### Records to process
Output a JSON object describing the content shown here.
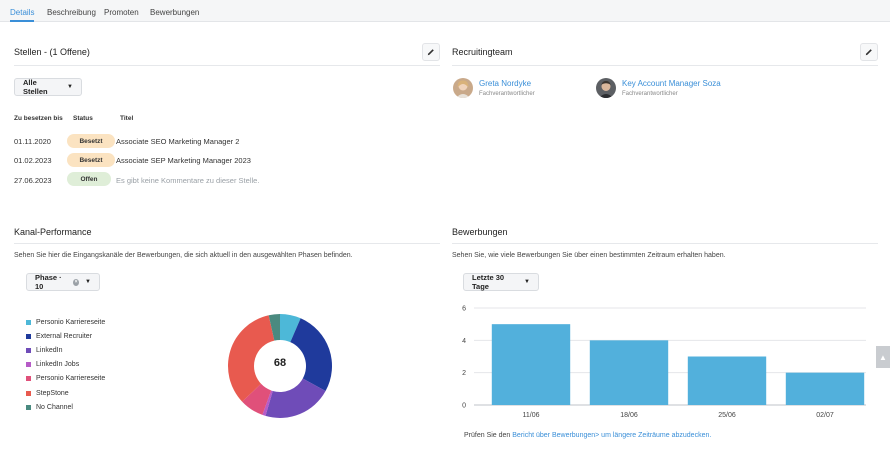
{
  "tabs": [
    {
      "label": "Details",
      "active": true
    },
    {
      "label": "Beschreibung",
      "active": false
    },
    {
      "label": "Promoten",
      "active": false
    },
    {
      "label": "Bewerbungen",
      "active": false
    }
  ],
  "positions": {
    "title": "Stellen - (1 Offene)",
    "filter_label": "Alle Stellen",
    "headers": {
      "date": "Zu besetzen bis",
      "status": "Status",
      "title": "Titel"
    },
    "rows": [
      {
        "date": "01.11.2020",
        "status": "Besetzt",
        "status_kind": "besetzt",
        "title": "Associate SEO Marketing Manager 2"
      },
      {
        "date": "01.02.2023",
        "status": "Besetzt",
        "status_kind": "besetzt",
        "title": "Associate SEP Marketing Manager 2023"
      },
      {
        "date": "27.06.2023",
        "status": "Offen",
        "status_kind": "offen",
        "title": "Es gibt keine Kommentare zu dieser Stelle."
      }
    ]
  },
  "team": {
    "title": "Recruitingteam",
    "members": [
      {
        "name": "Greta Nordyke",
        "role": "Fachverantwortlicher"
      },
      {
        "name": "Key Account Manager Soza",
        "role": "Fachverantwortlicher"
      }
    ]
  },
  "channels": {
    "title": "Kanal-Performance",
    "description": "Sehen Sie hier die Eingangskanäle der Bewerbungen, die sich aktuell in den ausgewählten Phasen befinden.",
    "filter_label": "Phase · 10",
    "total": "68",
    "legend": [
      {
        "label": "Personio Karriereseite",
        "color": "#4db8d8"
      },
      {
        "label": "External Recruiter",
        "color": "#1f3a9c"
      },
      {
        "label": "LinkedIn",
        "color": "#6f4cb8"
      },
      {
        "label": "LinkedIn Jobs",
        "color": "#b65bc7"
      },
      {
        "label": "Personio Karriereseite",
        "color": "#e0507a"
      },
      {
        "label": "StepStone",
        "color": "#e85a4f"
      },
      {
        "label": "No Channel",
        "color": "#4a8a80"
      }
    ]
  },
  "chart_data": {
    "type": "bar",
    "title": "Bewerbungen",
    "subtitle": "Sehen Sie, wie viele Bewerbungen Sie über einen bestimmten Zeitraum erhalten haben.",
    "filter_label": "Letzte 30 Tage",
    "categories": [
      "11/06",
      "18/06",
      "25/06",
      "02/07"
    ],
    "values": [
      5,
      4,
      3,
      2
    ],
    "yticks": [
      "0",
      "2",
      "4",
      "6"
    ],
    "ylim": [
      0,
      6
    ],
    "color": "#52b0dc",
    "grid": true
  },
  "applications_footer": {
    "prefix": "Prüfen Sie den ",
    "link": "Bericht über Bewerbungen> um längere Zeiträume abzudecken."
  }
}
######
▸ Work to do
Without the pictures, repeat all the records word for word.

▸ Result for this exercise
Output a JSON object describing the content shown here.
{
  "tabs": [
    {
      "label": "Details",
      "active": true
    },
    {
      "label": "Beschreibung",
      "active": false
    },
    {
      "label": "Promoten",
      "active": false
    },
    {
      "label": "Bewerbungen",
      "active": false
    }
  ],
  "positions": {
    "title": "Stellen - (1 Offene)",
    "filter_label": "Alle Stellen",
    "headers": {
      "date": "Zu besetzen bis",
      "status": "Status",
      "title": "Titel"
    },
    "rows": [
      {
        "date": "01.11.2020",
        "status": "Besetzt",
        "status_kind": "besetzt",
        "title": "Associate SEO Marketing Manager 2"
      },
      {
        "date": "01.02.2023",
        "status": "Besetzt",
        "status_kind": "besetzt",
        "title": "Associate SEP Marketing Manager 2023"
      },
      {
        "date": "27.06.2023",
        "status": "Offen",
        "status_kind": "offen",
        "title": "Es gibt keine Kommentare zu dieser Stelle."
      }
    ]
  },
  "team": {
    "title": "Recruitingteam",
    "members": [
      {
        "name": "Greta Nordyke",
        "role": "Fachverantwortlicher"
      },
      {
        "name": "Key Account Manager Soza",
        "role": "Fachverantwortlicher"
      }
    ]
  },
  "channels": {
    "title": "Kanal-Performance",
    "description": "Sehen Sie hier die Eingangskanäle der Bewerbungen, die sich aktuell in den ausgewählten Phasen befinden.",
    "filter_label": "Phase · 10",
    "total": "68",
    "legend": [
      {
        "label": "Personio Karriereseite",
        "color": "#4db8d8"
      },
      {
        "label": "External Recruiter",
        "color": "#1f3a9c"
      },
      {
        "label": "LinkedIn",
        "color": "#6f4cb8"
      },
      {
        "label": "LinkedIn Jobs",
        "color": "#b65bc7"
      },
      {
        "label": "Personio Karriereseite",
        "color": "#e0507a"
      },
      {
        "label": "StepStone",
        "color": "#e85a4f"
      },
      {
        "label": "No Channel",
        "color": "#4a8a80"
      }
    ]
  },
  "chart_data": {
    "type": "bar",
    "title": "Bewerbungen",
    "subtitle": "Sehen Sie, wie viele Bewerbungen Sie über einen bestimmten Zeitraum erhalten haben.",
    "filter_label": "Letzte 30 Tage",
    "categories": [
      "11/06",
      "18/06",
      "25/06",
      "02/07"
    ],
    "values": [
      5,
      4,
      3,
      2
    ],
    "yticks": [
      "0",
      "2",
      "4",
      "6"
    ],
    "ylim": [
      0,
      6
    ],
    "color": "#52b0dc",
    "grid": true
  },
  "applications_footer": {
    "prefix": "Prüfen Sie den ",
    "link": "Bericht über Bewerbungen> um längere Zeiträume abzudecken."
  }
}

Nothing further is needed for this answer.